— Task requirements —
Extract the entries in their exact form.

[Stored records]
------------------------------

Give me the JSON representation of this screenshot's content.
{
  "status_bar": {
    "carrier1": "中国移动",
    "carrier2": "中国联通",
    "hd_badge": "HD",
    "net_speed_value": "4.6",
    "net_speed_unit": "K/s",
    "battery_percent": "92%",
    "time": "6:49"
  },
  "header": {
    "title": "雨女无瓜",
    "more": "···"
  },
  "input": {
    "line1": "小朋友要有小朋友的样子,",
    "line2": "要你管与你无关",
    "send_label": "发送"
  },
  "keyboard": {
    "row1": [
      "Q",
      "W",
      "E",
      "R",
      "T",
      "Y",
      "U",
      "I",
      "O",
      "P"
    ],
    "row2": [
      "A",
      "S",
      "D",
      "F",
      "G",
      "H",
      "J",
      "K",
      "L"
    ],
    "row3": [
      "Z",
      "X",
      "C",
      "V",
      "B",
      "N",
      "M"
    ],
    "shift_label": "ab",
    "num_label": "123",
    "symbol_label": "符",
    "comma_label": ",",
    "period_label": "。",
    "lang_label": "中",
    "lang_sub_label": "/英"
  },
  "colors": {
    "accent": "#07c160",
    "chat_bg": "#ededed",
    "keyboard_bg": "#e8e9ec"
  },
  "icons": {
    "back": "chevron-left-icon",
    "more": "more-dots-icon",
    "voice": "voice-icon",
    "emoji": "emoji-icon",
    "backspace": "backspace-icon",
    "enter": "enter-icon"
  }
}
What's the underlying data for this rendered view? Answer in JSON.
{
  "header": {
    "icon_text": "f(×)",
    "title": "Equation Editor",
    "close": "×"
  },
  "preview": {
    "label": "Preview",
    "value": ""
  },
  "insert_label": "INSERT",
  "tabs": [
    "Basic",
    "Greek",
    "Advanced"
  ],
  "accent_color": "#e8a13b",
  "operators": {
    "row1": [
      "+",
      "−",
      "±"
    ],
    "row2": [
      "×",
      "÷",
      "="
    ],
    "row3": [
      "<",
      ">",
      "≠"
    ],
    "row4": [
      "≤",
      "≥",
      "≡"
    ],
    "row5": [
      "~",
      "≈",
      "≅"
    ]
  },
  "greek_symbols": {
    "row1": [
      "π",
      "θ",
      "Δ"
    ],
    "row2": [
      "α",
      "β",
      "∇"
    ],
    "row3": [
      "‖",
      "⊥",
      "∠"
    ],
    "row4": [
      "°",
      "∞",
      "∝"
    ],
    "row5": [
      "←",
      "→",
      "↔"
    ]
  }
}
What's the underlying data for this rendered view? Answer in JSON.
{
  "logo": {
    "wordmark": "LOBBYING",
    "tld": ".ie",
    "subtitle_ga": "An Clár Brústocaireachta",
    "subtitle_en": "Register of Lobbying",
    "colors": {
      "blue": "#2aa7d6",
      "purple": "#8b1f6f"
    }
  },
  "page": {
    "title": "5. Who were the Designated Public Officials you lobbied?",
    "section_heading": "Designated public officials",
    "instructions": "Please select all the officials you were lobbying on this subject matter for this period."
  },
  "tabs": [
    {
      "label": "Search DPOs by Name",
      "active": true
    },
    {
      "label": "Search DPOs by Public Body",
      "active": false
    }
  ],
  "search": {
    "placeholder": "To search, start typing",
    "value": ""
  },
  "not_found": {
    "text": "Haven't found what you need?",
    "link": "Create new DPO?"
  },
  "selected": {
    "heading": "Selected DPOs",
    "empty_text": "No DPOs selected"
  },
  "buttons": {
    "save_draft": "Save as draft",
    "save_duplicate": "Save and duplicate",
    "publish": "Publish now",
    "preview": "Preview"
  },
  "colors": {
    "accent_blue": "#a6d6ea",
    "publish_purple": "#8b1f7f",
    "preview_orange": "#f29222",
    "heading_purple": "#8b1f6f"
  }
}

------------------------------

— Final result —
Give me the JSON representation of this screenshot's content.
{
  "status_bar": {
    "carrier1": "中国移动",
    "carrier2": "中国联通",
    "hd_badge": "HD",
    "net_speed_value": "4.6",
    "net_speed_unit": "K/s",
    "battery_percent": "92%",
    "time": "6:49"
  },
  "header": {
    "title": "雨女无瓜",
    "more": "···"
  },
  "input": {
    "line1": "小朋友要有小朋友的样子,",
    "line2": "要你管与你无关",
    "send_label": "发送"
  },
  "keyboard": {
    "row1": [
      "Q",
      "W",
      "E",
      "R",
      "T",
      "Y",
      "U",
      "I",
      "O",
      "P"
    ],
    "row2": [
      "A",
      "S",
      "D",
      "F",
      "G",
      "H",
      "J",
      "K",
      "L"
    ],
    "row3": [
      "Z",
      "X",
      "C",
      "V",
      "B",
      "N",
      "M"
    ],
    "shift_label": "ab",
    "num_label": "123",
    "symbol_label": "符",
    "comma_label": ",",
    "period_label": "。",
    "lang_label": "中",
    "lang_sub_label": "/英"
  },
  "colors": {
    "accent": "#07c160",
    "chat_bg": "#ededed",
    "keyboard_bg": "#e8e9ec"
  },
  "icons": {
    "back": "chevron-left-icon",
    "more": "more-dots-icon",
    "voice": "voice-icon",
    "emoji": "emoji-icon",
    "backspace": "backspace-icon",
    "enter": "enter-icon"
  }
}
What's the underlying data for this rendered view? Answer in JSON.
{
  "header": {
    "icon_text": "f(×)",
    "title": "Equation Editor",
    "close": "×"
  },
  "preview": {
    "label": "Preview",
    "value": ""
  },
  "insert_label": "INSERT",
  "tabs": [
    "Basic",
    "Greek",
    "Advanced"
  ],
  "accent_color": "#e8a13b",
  "operators": {
    "row1": [
      "+",
      "−",
      "±"
    ],
    "row2": [
      "×",
      "÷",
      "="
    ],
    "row3": [
      "<",
      ">",
      "≠"
    ],
    "row4": [
      "≤",
      "≥",
      "≡"
    ],
    "row5": [
      "~",
      "≈",
      "≅"
    ]
  },
  "greek_symbols": {
    "row1": [
      "π",
      "θ",
      "Δ"
    ],
    "row2": [
      "α",
      "β",
      "∇"
    ],
    "row3": [
      "‖",
      "⊥",
      "∠"
    ],
    "row4": [
      "°",
      "∞",
      "∝"
    ],
    "row5": [
      "←",
      "→",
      "↔"
    ]
  }
}
What's the underlying data for this rendered view? Answer in JSON.
{
  "logo": {
    "wordmark": "LOBBYING",
    "tld": ".ie",
    "subtitle_ga": "An Clár Brústocaireachta",
    "subtitle_en": "Register of Lobbying",
    "colors": {
      "blue": "#2aa7d6",
      "purple": "#8b1f6f"
    }
  },
  "page": {
    "title": "5. Who were the Designated Public Officials you lobbied?",
    "section_heading": "Designated public officials",
    "instructions": "Please select all the officials you were lobbying on this subject matter for this period."
  },
  "tabs": [
    {
      "label": "Search DPOs by Name",
      "active": true
    },
    {
      "label": "Search DPOs by Public Body",
      "active": false
    }
  ],
  "search": {
    "placeholder": "To search, start typing",
    "value": ""
  },
  "not_found": {
    "text": "Haven't found what you need?",
    "link": "Create new DPO?"
  },
  "selected": {
    "heading": "Selected DPOs",
    "empty_text": "No DPOs selected"
  },
  "buttons": {
    "save_draft": "Save as draft",
    "save_duplicate": "Save and duplicate",
    "publish": "Publish now",
    "preview": "Preview"
  },
  "colors": {
    "accent_blue": "#a6d6ea",
    "publish_purple": "#8b1f7f",
    "preview_orange": "#f29222",
    "heading_purple": "#8b1f6f"
  }
}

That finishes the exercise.